▽
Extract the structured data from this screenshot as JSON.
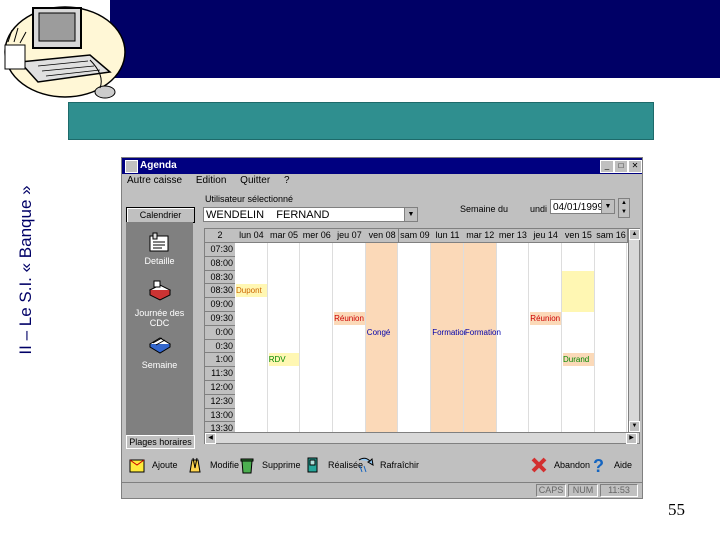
{
  "slide": {
    "side_text": "II – Le S.I. « Banque »",
    "page_number": "55"
  },
  "window": {
    "title": "Agenda",
    "menu": [
      "Autre caisse",
      "Edition",
      "Quitter",
      "?"
    ],
    "calendar_button": "Calendrier",
    "user_label": "Utilisateur sélectionné",
    "user_value": "WENDELIN    FERNAND",
    "week_label": "Semaine du",
    "day_label": "undi",
    "date_value": "04/01/1999",
    "left_items": [
      {
        "icon": "detail-icon",
        "label": "Detaille"
      },
      {
        "icon": "cdc-icon",
        "label": "Journée des CDC"
      },
      {
        "icon": "week-icon",
        "label": "Semaine"
      }
    ],
    "places_button": "Plages horaires",
    "grid": {
      "corner": "2",
      "columns": [
        "lun 04",
        "mar 05",
        "mer 06",
        "jeu 07",
        "ven 08",
        "sam 09",
        "lun 11",
        "mar 12",
        "mer 13",
        "jeu 14",
        "ven 15",
        "sam 16"
      ],
      "times": [
        "07:30",
        "08:00",
        "08:30",
        "08:30",
        "09:00",
        "09:30",
        "0:00",
        "0:30",
        "1:00",
        "11:30",
        "12:00",
        "12:30",
        "13:00",
        "13:30"
      ],
      "events": [
        {
          "label": "Dupont",
          "col": 0,
          "row": 3,
          "color": "#cc6600",
          "bg": "#fff7b3"
        },
        {
          "label": "Réunion",
          "col": 3,
          "row": 5,
          "color": "#cc0000",
          "bg": "#fbd9b8"
        },
        {
          "label": "Congé",
          "col": 4,
          "row": 6,
          "color": "#0000aa",
          "bg": "#fbd9b8"
        },
        {
          "label": "Formation",
          "col": 6,
          "row": 6,
          "color": "#0000aa",
          "bg": "#fbd9b8"
        },
        {
          "label": "Formation",
          "col": 7,
          "row": 6,
          "color": "#0000aa",
          "bg": "#fbd9b8"
        },
        {
          "label": "Réunion",
          "col": 9,
          "row": 5,
          "color": "#cc0000",
          "bg": "#fbd9b8"
        },
        {
          "label": "RDV",
          "col": 1,
          "row": 8,
          "color": "#008800",
          "bg": "#fff7b3"
        },
        {
          "label": "Durand",
          "col": 10,
          "row": 8,
          "color": "#008800",
          "bg": "#fbd9b8"
        }
      ]
    },
    "toolbar": [
      {
        "icon": "add-icon",
        "label": "Ajoute"
      },
      {
        "icon": "edit-pencil-icon",
        "label": "Modifie"
      },
      {
        "icon": "trash-icon",
        "label": "Supprime"
      },
      {
        "icon": "realize-icon",
        "label": "Réalisée"
      },
      {
        "icon": "refresh-icon",
        "label": "Rafraîchir"
      },
      {
        "icon": "abandon-icon",
        "label": "Abandon"
      },
      {
        "icon": "help-icon",
        "label": "Aide"
      }
    ],
    "status": [
      "CAPS",
      "NUM",
      "11:53"
    ]
  }
}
△
Check each line of the data above for the word "Semaine" and say how many lines have it. Give the number alone.

__PROBLEM SOLUTION__. 2